— start —
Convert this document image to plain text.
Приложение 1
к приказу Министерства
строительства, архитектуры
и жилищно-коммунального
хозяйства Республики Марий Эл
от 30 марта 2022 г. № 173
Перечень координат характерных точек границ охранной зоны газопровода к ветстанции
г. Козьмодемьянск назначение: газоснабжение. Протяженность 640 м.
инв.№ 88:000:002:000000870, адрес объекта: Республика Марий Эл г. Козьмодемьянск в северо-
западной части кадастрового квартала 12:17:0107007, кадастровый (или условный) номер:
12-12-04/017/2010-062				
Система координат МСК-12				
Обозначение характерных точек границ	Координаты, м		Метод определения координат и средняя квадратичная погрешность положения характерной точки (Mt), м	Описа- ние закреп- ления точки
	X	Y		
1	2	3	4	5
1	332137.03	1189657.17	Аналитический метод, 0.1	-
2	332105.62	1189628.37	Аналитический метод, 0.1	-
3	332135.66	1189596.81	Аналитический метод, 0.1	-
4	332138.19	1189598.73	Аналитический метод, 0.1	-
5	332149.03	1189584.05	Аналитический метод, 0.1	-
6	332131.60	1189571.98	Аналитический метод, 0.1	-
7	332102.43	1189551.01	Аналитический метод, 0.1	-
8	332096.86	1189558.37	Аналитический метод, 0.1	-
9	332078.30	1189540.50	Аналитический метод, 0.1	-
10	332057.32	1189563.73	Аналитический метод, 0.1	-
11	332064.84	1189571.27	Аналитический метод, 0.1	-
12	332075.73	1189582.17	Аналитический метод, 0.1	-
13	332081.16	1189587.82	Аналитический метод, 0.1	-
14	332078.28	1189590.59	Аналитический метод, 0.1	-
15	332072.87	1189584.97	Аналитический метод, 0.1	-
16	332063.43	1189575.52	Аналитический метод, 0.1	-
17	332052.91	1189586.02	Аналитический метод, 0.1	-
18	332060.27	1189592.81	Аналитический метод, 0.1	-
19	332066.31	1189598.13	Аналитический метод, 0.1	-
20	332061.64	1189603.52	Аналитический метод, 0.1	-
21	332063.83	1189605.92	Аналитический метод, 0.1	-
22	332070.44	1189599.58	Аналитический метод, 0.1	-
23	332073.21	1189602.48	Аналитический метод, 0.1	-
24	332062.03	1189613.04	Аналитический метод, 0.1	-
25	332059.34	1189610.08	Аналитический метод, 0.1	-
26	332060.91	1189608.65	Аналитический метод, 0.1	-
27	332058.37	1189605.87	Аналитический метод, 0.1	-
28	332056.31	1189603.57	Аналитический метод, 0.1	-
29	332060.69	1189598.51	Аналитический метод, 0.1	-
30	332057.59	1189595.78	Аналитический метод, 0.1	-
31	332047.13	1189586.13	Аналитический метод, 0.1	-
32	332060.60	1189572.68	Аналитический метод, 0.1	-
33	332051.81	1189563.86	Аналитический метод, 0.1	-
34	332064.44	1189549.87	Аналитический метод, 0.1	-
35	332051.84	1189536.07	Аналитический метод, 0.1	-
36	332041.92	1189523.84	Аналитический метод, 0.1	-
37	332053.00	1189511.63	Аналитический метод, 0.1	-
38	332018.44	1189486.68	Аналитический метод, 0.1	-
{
— end —
* Aim:
Transcribe all the entries, keeping each one exactly as it is.

* Answer to the task:
Convert this document image to plain text.
Приложение 1
к приказу Министерства
строительства, архитектуры
и жилищно-коммунального
хозяйства Республики Марий Эл
от 30 марта 2022 г. № 173
Перечень координат характерных точек границ охранной зоны газопровода к ветстанции
г. Козьмодемьянск назначение: газоснабжение. Протяженность 640 м.
инв.№ 88:000:002:000000870, адрес объекта: Республика Марий Эл г. Козьмодемьянск в северо-
западной части кадастрового квартала 12:17:0107007, кадастровый (или условный) номер:
12-12-04/017/2010-062				
Система координат МСК-12				
Обозначение характерных точек границ	Координаты, м		Метод определения координат и средняя квадратичная погрешность положения характерной точки (Mt), м	Описа- ние закреп- ления точки
	X	Y		
1	2	3	4	5
1	332137.03	1189657.17	Аналитический метод, 0.1	-
2	332105.62	1189628.37	Аналитический метод, 0.1	-
3	332135.66	1189596.81	Аналитический метод, 0.1	-
4	332138.19	1189598.73	Аналитический метод, 0.1	-
5	332149.03	1189584.05	Аналитический метод, 0.1	-
6	332131.60	1189571.98	Аналитический метод, 0.1	-
7	332102.43	1189551.01	Аналитический метод, 0.1	-
8	332096.86	1189558.37	Аналитический метод, 0.1	-
9	332078.30	1189540.50	Аналитический метод, 0.1	-
10	332057.32	1189563.73	Аналитический метод, 0.1	-
11	332064.84	1189571.27	Аналитический метод, 0.1	-
12	332075.73	1189582.17	Аналитический метод, 0.1	-
13	332081.16	1189587.82	Аналитический метод, 0.1	-
14	332078.28	1189590.59	Аналитический метод, 0.1	-
15	332072.87	1189584.97	Аналитический метод, 0.1	-
16	332063.43	1189575.52	Аналитический метод, 0.1	-
17	332052.91	1189586.02	Аналитический метод, 0.1	-
18	332060.27	1189592.81	Аналитический метод, 0.1	-
19	332066.31	1189598.13	Аналитический метод, 0.1	-
20	332061.64	1189603.52	Аналитический метод, 0.1	-
21	332063.83	1189605.92	Аналитический метод, 0.1	-
22	332070.44	1189599.58	Аналитический метод, 0.1	-
23	332073.21	1189602.48	Аналитический метод, 0.1	-
24	332062.03	1189613.04	Аналитический метод, 0.1	-
25	332059.34	1189610.08	Аналитический метод, 0.1	-
26	332060.91	1189608.65	Аналитический метод, 0.1	-
27	332058.37	1189605.87	Аналитический метод, 0.1	-
28	332056.31	1189603.57	Аналитический метод, 0.1	-
29	332060.69	1189598.51	Аналитический метод, 0.1	-
30	332057.59	1189595.78	Аналитический метод, 0.1	-
31	332047.13	1189586.13	Аналитический метод, 0.1	-
32	332060.60	1189572.68	Аналитический метод, 0.1	-
33	332051.81	1189563.86	Аналитический метод, 0.1	-
34	332064.44	1189549.87	Аналитический метод, 0.1	-
35	332051.84	1189536.07	Аналитический метод, 0.1	-
36	332041.92	1189523.84	Аналитический метод, 0.1	-
37	332053.00	1189511.63	Аналитический метод, 0.1	-
38	332018.44	1189486.68	Аналитический метод, 0.1	-
{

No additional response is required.